### AIM
Exclude any images and output the remaining records exactly.

--- START RAW DATA ---

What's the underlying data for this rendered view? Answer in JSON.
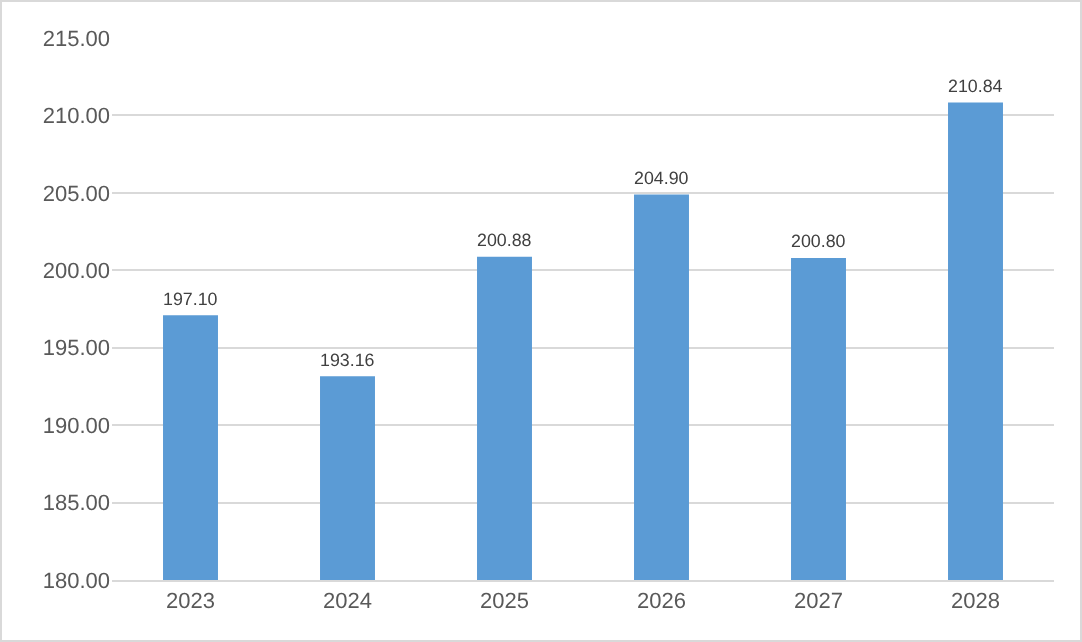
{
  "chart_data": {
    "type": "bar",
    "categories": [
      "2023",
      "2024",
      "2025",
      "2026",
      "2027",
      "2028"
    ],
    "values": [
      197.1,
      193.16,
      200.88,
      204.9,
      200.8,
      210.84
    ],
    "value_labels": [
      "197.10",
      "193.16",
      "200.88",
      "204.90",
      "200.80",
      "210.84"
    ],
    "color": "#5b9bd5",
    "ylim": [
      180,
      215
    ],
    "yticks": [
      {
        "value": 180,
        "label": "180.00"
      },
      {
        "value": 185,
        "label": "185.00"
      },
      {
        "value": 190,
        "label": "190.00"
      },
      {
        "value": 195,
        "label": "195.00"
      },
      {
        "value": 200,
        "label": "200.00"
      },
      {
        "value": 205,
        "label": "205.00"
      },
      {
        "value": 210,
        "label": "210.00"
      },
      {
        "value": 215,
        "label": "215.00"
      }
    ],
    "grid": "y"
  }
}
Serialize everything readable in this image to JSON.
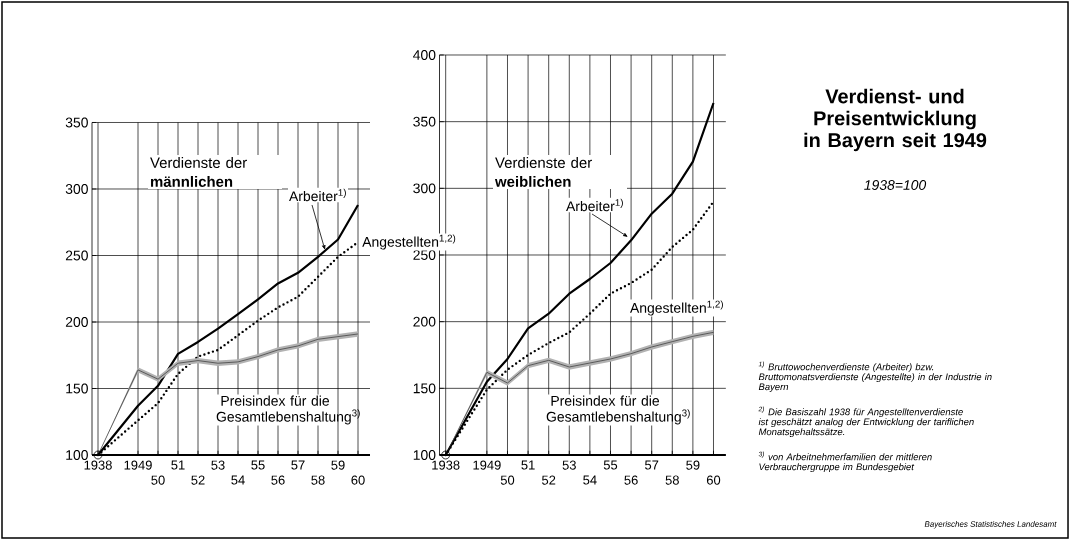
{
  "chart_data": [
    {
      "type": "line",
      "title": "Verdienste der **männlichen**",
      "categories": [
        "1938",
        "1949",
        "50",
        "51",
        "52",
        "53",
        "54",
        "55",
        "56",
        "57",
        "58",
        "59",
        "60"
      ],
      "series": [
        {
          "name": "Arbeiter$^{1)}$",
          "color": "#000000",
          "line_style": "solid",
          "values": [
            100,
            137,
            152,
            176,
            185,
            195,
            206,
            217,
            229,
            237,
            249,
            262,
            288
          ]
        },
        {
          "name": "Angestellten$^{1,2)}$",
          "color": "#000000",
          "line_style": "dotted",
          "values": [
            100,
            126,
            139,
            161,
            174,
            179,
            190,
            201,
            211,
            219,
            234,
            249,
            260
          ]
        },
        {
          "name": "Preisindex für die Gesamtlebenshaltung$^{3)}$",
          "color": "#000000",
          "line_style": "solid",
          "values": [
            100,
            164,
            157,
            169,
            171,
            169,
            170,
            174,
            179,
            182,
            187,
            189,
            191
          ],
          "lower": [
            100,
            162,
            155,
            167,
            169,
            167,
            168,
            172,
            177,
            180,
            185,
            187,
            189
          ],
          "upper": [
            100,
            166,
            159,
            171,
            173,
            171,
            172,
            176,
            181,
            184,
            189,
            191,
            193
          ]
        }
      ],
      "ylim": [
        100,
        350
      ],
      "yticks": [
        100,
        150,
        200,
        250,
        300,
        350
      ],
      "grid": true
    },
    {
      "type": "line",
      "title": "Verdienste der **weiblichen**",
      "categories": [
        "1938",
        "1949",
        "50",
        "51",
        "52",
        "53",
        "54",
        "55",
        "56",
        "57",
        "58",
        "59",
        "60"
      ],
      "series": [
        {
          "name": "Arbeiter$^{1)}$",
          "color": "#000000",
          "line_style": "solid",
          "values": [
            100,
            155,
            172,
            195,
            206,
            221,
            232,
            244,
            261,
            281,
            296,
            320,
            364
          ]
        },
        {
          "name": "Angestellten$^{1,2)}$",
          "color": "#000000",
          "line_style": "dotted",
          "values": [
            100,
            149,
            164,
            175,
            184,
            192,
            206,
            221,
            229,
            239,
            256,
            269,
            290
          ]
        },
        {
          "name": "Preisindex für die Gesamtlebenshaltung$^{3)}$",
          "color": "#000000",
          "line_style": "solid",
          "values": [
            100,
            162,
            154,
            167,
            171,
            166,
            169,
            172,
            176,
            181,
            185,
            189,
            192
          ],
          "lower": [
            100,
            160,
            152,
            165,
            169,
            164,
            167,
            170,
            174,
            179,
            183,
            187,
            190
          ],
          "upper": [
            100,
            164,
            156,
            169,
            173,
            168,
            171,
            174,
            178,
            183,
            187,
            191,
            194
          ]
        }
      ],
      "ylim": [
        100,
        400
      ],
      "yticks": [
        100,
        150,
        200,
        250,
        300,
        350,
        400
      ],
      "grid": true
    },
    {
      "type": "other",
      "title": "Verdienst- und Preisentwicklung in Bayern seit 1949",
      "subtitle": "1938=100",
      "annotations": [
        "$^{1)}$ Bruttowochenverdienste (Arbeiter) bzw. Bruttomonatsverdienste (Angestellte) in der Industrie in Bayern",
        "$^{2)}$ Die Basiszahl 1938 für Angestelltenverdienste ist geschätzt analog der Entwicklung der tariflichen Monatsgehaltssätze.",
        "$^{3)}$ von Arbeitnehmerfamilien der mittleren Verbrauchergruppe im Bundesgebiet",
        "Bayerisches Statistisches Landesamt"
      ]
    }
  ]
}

--- END RAW DATA ---

### RESPONSE BELOW
What's the underlying data for this rendered view? Answer in JSON.
{
  "chart_data": {
    "type": "bar",
    "categories": [
      "2023",
      "2024",
      "2025",
      "2026",
      "2027",
      "2028"
    ],
    "values": [
      197.1,
      193.16,
      200.88,
      204.9,
      200.8,
      210.84
    ],
    "value_labels": [
      "197.10",
      "193.16",
      "200.88",
      "204.90",
      "200.80",
      "210.84"
    ],
    "color": "#5b9bd5",
    "ylim": [
      180,
      215
    ],
    "yticks": [
      {
        "value": 180,
        "label": "180.00"
      },
      {
        "value": 185,
        "label": "185.00"
      },
      {
        "value": 190,
        "label": "190.00"
      },
      {
        "value": 195,
        "label": "195.00"
      },
      {
        "value": 200,
        "label": "200.00"
      },
      {
        "value": 205,
        "label": "205.00"
      },
      {
        "value": 210,
        "label": "210.00"
      },
      {
        "value": 215,
        "label": "215.00"
      }
    ],
    "grid": "y"
  }
}
Serialize everything readable in this image to JSON.
{
  "chart_data": [
    {
      "type": "line",
      "title": "Verdienste der **männlichen**",
      "categories": [
        "1938",
        "1949",
        "50",
        "51",
        "52",
        "53",
        "54",
        "55",
        "56",
        "57",
        "58",
        "59",
        "60"
      ],
      "series": [
        {
          "name": "Arbeiter$^{1)}$",
          "color": "#000000",
          "line_style": "solid",
          "values": [
            100,
            137,
            152,
            176,
            185,
            195,
            206,
            217,
            229,
            237,
            249,
            262,
            288
          ]
        },
        {
          "name": "Angestellten$^{1,2)}$",
          "color": "#000000",
          "line_style": "dotted",
          "values": [
            100,
            126,
            139,
            161,
            174,
            179,
            190,
            201,
            211,
            219,
            234,
            249,
            260
          ]
        },
        {
          "name": "Preisindex für die Gesamtlebenshaltung$^{3)}$",
          "color": "#000000",
          "line_style": "solid",
          "values": [
            100,
            164,
            157,
            169,
            171,
            169,
            170,
            174,
            179,
            182,
            187,
            189,
            191
          ],
          "lower": [
            100,
            162,
            155,
            167,
            169,
            167,
            168,
            172,
            177,
            180,
            185,
            187,
            189
          ],
          "upper": [
            100,
            166,
            159,
            171,
            173,
            171,
            172,
            176,
            181,
            184,
            189,
            191,
            193
          ]
        }
      ],
      "ylim": [
        100,
        350
      ],
      "yticks": [
        100,
        150,
        200,
        250,
        300,
        350
      ],
      "grid": true
    },
    {
      "type": "line",
      "title": "Verdienste der **weiblichen**",
      "categories": [
        "1938",
        "1949",
        "50",
        "51",
        "52",
        "53",
        "54",
        "55",
        "56",
        "57",
        "58",
        "59",
        "60"
      ],
      "series": [
        {
          "name": "Arbeiter$^{1)}$",
          "color": "#000000",
          "line_style": "solid",
          "values": [
            100,
            155,
            172,
            195,
            206,
            221,
            232,
            244,
            261,
            281,
            296,
            320,
            364
          ]
        },
        {
          "name": "Angestellten$^{1,2)}$",
          "color": "#000000",
          "line_style": "dotted",
          "values": [
            100,
            149,
            164,
            175,
            184,
            192,
            206,
            221,
            229,
            239,
            256,
            269,
            290
          ]
        },
        {
          "name": "Preisindex für die Gesamtlebenshaltung$^{3)}$",
          "color": "#000000",
          "line_style": "solid",
          "values": [
            100,
            162,
            154,
            167,
            171,
            166,
            169,
            172,
            176,
            181,
            185,
            189,
            192
          ],
          "lower": [
            100,
            160,
            152,
            165,
            169,
            164,
            167,
            170,
            174,
            179,
            183,
            187,
            190
          ],
          "upper": [
            100,
            164,
            156,
            169,
            173,
            168,
            171,
            174,
            178,
            183,
            187,
            191,
            194
          ]
        }
      ],
      "ylim": [
        100,
        400
      ],
      "yticks": [
        100,
        150,
        200,
        250,
        300,
        350,
        400
      ],
      "grid": true
    },
    {
      "type": "other",
      "title": "Verdienst- und Preisentwicklung in Bayern seit 1949",
      "subtitle": "1938=100",
      "annotations": [
        "$^{1)}$ Bruttowochenverdienste (Arbeiter) bzw. Bruttomonatsverdienste (Angestellte) in der Industrie in Bayern",
        "$^{2)}$ Die Basiszahl 1938 für Angestelltenverdienste ist geschätzt analog der Entwicklung der tariflichen Monatsgehaltssätze.",
        "$^{3)}$ von Arbeitnehmerfamilien der mittleren Verbrauchergruppe im Bundesgebiet",
        "Bayerisches Statistisches Landesamt"
      ]
    }
  ]
}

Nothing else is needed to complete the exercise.